PROBLEM TO WORK ON
Retype everything in the listing, leaving each line exactly as it is.

ENTRIES
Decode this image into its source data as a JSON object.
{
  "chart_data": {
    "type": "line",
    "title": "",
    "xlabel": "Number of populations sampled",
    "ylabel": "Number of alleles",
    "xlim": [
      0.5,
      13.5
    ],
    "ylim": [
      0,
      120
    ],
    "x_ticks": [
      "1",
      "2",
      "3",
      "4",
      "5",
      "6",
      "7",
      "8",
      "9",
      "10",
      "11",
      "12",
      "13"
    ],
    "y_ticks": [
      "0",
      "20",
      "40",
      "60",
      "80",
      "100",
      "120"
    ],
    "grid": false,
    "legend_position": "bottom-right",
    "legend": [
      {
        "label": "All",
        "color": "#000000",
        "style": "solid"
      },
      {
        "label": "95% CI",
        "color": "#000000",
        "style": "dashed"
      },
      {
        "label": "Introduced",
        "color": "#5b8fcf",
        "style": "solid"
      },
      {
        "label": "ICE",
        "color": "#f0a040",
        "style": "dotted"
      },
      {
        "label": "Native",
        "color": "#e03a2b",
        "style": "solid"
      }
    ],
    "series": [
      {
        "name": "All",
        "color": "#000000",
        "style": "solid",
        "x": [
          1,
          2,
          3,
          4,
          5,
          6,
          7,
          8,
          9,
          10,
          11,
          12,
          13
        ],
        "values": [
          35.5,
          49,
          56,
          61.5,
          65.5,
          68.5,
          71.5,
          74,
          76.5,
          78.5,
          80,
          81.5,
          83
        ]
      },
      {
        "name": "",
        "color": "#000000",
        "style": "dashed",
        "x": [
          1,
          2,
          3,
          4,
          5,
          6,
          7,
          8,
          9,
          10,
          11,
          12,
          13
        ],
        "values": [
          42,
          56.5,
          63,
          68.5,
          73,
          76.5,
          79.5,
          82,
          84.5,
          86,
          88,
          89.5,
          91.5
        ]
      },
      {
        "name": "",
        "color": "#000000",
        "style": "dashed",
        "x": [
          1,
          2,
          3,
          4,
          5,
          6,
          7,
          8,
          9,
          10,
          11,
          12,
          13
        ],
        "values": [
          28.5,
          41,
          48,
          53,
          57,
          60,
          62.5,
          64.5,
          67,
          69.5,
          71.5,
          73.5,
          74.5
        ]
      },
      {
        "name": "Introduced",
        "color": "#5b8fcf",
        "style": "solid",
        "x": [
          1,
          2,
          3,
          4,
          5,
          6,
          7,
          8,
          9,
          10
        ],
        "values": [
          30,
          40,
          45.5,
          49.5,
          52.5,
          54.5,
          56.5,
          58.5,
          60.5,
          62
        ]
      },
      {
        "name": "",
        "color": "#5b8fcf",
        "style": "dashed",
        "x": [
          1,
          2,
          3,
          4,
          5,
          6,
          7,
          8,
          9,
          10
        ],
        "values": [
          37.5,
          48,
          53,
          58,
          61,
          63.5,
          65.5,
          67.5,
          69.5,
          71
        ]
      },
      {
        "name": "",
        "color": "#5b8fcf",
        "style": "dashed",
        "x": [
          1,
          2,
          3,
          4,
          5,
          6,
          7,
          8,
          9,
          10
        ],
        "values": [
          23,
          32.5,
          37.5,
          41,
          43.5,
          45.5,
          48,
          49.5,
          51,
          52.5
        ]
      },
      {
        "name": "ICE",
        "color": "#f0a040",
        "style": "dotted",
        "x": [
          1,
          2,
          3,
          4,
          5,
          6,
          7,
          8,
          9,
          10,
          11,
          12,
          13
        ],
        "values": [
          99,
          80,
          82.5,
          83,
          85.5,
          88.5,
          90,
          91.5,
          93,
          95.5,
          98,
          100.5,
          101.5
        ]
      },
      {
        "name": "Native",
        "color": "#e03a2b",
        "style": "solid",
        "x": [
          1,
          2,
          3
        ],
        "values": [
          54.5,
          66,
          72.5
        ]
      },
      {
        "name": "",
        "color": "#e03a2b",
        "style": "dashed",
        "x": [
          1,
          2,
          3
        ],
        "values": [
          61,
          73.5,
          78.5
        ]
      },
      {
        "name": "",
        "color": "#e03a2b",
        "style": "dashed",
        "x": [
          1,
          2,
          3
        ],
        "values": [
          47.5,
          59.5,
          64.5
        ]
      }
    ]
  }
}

RESULT FOR THIS EXERCISE
Decode this image into its source data as a JSON object.
{
  "chart_data": {
    "type": "line",
    "title": "",
    "xlabel": "Number of populations sampled",
    "ylabel": "Number of alleles",
    "xlim": [
      0.5,
      13.5
    ],
    "ylim": [
      0,
      120
    ],
    "x_ticks": [
      "1",
      "2",
      "3",
      "4",
      "5",
      "6",
      "7",
      "8",
      "9",
      "10",
      "11",
      "12",
      "13"
    ],
    "y_ticks": [
      "0",
      "20",
      "40",
      "60",
      "80",
      "100",
      "120"
    ],
    "grid": false,
    "legend_position": "bottom-right",
    "legend": [
      {
        "label": "All",
        "color": "#000000",
        "style": "solid"
      },
      {
        "label": "95% CI",
        "color": "#000000",
        "style": "dashed"
      },
      {
        "label": "Introduced",
        "color": "#5b8fcf",
        "style": "solid"
      },
      {
        "label": "ICE",
        "color": "#f0a040",
        "style": "dotted"
      },
      {
        "label": "Native",
        "color": "#e03a2b",
        "style": "solid"
      }
    ],
    "series": [
      {
        "name": "All",
        "color": "#000000",
        "style": "solid",
        "x": [
          1,
          2,
          3,
          4,
          5,
          6,
          7,
          8,
          9,
          10,
          11,
          12,
          13
        ],
        "values": [
          35.5,
          49,
          56,
          61.5,
          65.5,
          68.5,
          71.5,
          74,
          76.5,
          78.5,
          80,
          81.5,
          83
        ]
      },
      {
        "name": "",
        "color": "#000000",
        "style": "dashed",
        "x": [
          1,
          2,
          3,
          4,
          5,
          6,
          7,
          8,
          9,
          10,
          11,
          12,
          13
        ],
        "values": [
          42,
          56.5,
          63,
          68.5,
          73,
          76.5,
          79.5,
          82,
          84.5,
          86,
          88,
          89.5,
          91.5
        ]
      },
      {
        "name": "",
        "color": "#000000",
        "style": "dashed",
        "x": [
          1,
          2,
          3,
          4,
          5,
          6,
          7,
          8,
          9,
          10,
          11,
          12,
          13
        ],
        "values": [
          28.5,
          41,
          48,
          53,
          57,
          60,
          62.5,
          64.5,
          67,
          69.5,
          71.5,
          73.5,
          74.5
        ]
      },
      {
        "name": "Introduced",
        "color": "#5b8fcf",
        "style": "solid",
        "x": [
          1,
          2,
          3,
          4,
          5,
          6,
          7,
          8,
          9,
          10
        ],
        "values": [
          30,
          40,
          45.5,
          49.5,
          52.5,
          54.5,
          56.5,
          58.5,
          60.5,
          62
        ]
      },
      {
        "name": "",
        "color": "#5b8fcf",
        "style": "dashed",
        "x": [
          1,
          2,
          3,
          4,
          5,
          6,
          7,
          8,
          9,
          10
        ],
        "values": [
          37.5,
          48,
          53,
          58,
          61,
          63.5,
          65.5,
          67.5,
          69.5,
          71
        ]
      },
      {
        "name": "",
        "color": "#5b8fcf",
        "style": "dashed",
        "x": [
          1,
          2,
          3,
          4,
          5,
          6,
          7,
          8,
          9,
          10
        ],
        "values": [
          23,
          32.5,
          37.5,
          41,
          43.5,
          45.5,
          48,
          49.5,
          51,
          52.5
        ]
      },
      {
        "name": "ICE",
        "color": "#f0a040",
        "style": "dotted",
        "x": [
          1,
          2,
          3,
          4,
          5,
          6,
          7,
          8,
          9,
          10,
          11,
          12,
          13
        ],
        "values": [
          99,
          80,
          82.5,
          83,
          85.5,
          88.5,
          90,
          91.5,
          93,
          95.5,
          98,
          100.5,
          101.5
        ]
      },
      {
        "name": "Native",
        "color": "#e03a2b",
        "style": "solid",
        "x": [
          1,
          2,
          3
        ],
        "values": [
          54.5,
          66,
          72.5
        ]
      },
      {
        "name": "",
        "color": "#e03a2b",
        "style": "dashed",
        "x": [
          1,
          2,
          3
        ],
        "values": [
          61,
          73.5,
          78.5
        ]
      },
      {
        "name": "",
        "color": "#e03a2b",
        "style": "dashed",
        "x": [
          1,
          2,
          3
        ],
        "values": [
          47.5,
          59.5,
          64.5
        ]
      }
    ]
  }
}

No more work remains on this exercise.